(Rows from a dataset)
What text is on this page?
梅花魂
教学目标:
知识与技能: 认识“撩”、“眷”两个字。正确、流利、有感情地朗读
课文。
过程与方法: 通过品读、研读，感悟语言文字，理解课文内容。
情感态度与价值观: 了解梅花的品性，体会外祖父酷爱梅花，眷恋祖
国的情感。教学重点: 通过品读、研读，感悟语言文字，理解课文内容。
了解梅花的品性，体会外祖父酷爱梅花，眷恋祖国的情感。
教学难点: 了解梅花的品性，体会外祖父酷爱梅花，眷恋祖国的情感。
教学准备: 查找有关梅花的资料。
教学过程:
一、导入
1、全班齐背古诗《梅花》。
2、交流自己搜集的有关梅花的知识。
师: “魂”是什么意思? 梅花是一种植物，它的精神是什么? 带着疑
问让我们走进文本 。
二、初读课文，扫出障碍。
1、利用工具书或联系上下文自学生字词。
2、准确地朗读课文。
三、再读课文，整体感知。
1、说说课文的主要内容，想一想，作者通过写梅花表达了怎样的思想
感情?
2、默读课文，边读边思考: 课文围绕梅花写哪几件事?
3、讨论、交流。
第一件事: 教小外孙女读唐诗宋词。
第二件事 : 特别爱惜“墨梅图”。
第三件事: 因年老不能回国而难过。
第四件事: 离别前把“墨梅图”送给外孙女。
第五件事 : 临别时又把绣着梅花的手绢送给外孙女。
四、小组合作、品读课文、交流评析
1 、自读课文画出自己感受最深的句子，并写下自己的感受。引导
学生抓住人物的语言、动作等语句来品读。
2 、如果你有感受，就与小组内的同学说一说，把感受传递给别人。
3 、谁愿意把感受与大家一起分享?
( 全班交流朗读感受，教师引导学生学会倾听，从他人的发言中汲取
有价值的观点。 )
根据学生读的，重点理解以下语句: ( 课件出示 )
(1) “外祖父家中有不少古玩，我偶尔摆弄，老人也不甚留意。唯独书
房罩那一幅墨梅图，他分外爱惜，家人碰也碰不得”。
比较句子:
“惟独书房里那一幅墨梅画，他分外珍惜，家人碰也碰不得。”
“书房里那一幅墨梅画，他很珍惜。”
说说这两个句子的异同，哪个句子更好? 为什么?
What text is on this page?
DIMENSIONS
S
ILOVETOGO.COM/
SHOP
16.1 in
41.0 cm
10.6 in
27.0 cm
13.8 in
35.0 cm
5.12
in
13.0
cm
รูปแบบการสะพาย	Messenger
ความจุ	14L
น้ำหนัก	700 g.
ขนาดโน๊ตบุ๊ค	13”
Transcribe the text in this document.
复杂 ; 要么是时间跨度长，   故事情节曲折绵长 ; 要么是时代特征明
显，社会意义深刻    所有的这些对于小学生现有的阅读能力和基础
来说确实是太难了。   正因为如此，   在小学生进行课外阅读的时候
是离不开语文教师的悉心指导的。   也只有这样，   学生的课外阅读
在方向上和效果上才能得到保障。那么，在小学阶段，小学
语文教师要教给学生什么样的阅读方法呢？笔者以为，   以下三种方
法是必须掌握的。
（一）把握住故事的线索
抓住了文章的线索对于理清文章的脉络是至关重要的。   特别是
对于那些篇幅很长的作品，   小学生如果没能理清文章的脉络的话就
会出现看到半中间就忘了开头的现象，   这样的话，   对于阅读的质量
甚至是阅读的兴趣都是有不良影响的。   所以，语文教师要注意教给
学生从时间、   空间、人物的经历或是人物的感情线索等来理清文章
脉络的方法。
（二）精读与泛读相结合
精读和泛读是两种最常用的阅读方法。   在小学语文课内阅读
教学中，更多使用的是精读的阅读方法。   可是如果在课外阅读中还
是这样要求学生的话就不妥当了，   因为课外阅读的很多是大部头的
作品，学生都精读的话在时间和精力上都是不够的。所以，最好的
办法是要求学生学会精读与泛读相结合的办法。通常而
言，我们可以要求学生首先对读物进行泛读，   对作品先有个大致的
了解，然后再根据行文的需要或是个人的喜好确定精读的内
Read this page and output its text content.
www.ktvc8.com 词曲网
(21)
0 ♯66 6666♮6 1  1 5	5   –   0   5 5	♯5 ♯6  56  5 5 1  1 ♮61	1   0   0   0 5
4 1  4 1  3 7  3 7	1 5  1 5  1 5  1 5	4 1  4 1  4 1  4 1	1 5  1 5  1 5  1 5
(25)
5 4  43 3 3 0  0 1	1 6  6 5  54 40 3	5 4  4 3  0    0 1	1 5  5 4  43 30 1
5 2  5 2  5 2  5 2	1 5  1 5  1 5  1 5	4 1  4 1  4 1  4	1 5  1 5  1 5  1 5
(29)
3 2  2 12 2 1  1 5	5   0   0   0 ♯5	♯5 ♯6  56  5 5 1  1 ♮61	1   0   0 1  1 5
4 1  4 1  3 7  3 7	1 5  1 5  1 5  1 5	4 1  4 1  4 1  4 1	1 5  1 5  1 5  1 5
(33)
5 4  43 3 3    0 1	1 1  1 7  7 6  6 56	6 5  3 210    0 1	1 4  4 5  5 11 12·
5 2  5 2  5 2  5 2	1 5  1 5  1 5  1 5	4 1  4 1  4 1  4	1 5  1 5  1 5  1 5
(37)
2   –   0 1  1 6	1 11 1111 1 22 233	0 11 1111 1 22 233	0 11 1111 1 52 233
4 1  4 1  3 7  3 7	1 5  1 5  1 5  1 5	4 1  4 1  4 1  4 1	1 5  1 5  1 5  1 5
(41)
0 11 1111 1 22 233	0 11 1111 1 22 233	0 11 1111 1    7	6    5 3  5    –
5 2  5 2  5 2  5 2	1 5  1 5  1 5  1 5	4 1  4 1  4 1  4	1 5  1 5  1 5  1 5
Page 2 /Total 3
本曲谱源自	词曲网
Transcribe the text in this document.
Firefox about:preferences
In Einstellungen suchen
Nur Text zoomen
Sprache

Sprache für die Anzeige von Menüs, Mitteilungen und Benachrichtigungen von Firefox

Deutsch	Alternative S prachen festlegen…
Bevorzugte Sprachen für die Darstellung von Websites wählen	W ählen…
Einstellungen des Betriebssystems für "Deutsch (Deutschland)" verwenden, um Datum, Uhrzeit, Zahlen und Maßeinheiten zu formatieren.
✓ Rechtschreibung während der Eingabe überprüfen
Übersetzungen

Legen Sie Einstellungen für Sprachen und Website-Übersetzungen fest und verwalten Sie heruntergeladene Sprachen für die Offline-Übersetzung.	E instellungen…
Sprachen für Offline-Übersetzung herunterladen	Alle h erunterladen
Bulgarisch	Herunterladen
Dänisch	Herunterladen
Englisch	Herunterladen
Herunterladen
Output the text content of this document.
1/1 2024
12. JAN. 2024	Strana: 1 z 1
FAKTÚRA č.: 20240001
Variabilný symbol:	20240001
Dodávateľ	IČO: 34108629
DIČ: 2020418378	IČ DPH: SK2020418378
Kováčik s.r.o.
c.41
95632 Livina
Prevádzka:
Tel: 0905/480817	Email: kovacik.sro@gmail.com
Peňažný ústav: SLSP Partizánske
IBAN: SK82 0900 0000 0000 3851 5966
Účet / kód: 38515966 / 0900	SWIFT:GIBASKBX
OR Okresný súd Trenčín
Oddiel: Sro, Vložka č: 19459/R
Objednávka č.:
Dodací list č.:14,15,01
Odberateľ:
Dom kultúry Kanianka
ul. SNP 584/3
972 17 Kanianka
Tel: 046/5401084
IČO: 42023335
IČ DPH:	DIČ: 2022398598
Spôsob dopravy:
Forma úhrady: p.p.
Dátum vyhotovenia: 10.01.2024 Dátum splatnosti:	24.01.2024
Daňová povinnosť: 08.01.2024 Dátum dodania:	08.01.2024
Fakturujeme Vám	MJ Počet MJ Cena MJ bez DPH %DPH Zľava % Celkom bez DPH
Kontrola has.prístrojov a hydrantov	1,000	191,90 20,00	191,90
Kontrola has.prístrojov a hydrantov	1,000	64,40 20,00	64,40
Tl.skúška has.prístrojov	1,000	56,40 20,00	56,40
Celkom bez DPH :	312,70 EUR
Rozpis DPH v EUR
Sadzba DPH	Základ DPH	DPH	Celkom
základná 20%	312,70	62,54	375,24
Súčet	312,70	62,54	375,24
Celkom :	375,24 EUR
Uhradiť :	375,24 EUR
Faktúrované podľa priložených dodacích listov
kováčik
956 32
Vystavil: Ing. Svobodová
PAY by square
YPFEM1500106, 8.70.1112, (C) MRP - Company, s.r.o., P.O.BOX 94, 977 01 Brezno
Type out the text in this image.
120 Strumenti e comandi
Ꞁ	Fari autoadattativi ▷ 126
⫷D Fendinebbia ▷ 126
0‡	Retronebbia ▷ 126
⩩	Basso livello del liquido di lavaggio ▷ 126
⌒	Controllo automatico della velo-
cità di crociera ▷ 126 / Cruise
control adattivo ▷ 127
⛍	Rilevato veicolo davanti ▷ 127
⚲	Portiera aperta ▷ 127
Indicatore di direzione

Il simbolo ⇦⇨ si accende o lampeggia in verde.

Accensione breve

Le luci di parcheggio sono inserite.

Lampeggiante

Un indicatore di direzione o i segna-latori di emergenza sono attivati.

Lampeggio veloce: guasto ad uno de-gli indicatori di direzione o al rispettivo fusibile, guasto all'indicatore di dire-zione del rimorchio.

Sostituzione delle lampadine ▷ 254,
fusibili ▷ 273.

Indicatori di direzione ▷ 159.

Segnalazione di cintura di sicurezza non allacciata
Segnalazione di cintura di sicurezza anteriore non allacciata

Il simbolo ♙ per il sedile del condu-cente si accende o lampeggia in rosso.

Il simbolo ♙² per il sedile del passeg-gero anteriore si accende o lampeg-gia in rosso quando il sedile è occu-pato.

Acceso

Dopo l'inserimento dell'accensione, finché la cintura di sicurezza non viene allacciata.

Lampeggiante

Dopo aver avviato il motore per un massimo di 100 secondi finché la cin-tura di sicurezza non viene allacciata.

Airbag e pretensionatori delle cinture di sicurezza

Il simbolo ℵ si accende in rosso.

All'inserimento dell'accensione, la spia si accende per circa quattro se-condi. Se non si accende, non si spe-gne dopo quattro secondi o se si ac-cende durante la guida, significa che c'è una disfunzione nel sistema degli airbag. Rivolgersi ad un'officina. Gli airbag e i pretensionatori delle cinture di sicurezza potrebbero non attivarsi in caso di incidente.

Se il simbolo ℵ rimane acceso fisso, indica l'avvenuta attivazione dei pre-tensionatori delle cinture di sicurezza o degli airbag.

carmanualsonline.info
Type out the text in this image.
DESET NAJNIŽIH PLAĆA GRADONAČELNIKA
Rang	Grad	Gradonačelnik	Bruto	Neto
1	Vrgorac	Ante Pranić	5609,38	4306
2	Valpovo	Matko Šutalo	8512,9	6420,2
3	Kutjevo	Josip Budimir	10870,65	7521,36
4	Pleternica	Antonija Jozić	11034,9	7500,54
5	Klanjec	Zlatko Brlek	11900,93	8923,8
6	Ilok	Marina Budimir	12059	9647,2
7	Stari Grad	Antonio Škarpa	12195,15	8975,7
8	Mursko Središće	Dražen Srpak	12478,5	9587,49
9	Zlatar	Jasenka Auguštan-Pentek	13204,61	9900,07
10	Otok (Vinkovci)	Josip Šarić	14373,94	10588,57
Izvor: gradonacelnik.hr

◆ Short exercise ◆
Find how many lines include the string "rosso" and report that number alone.

◆ Final answer ◆
3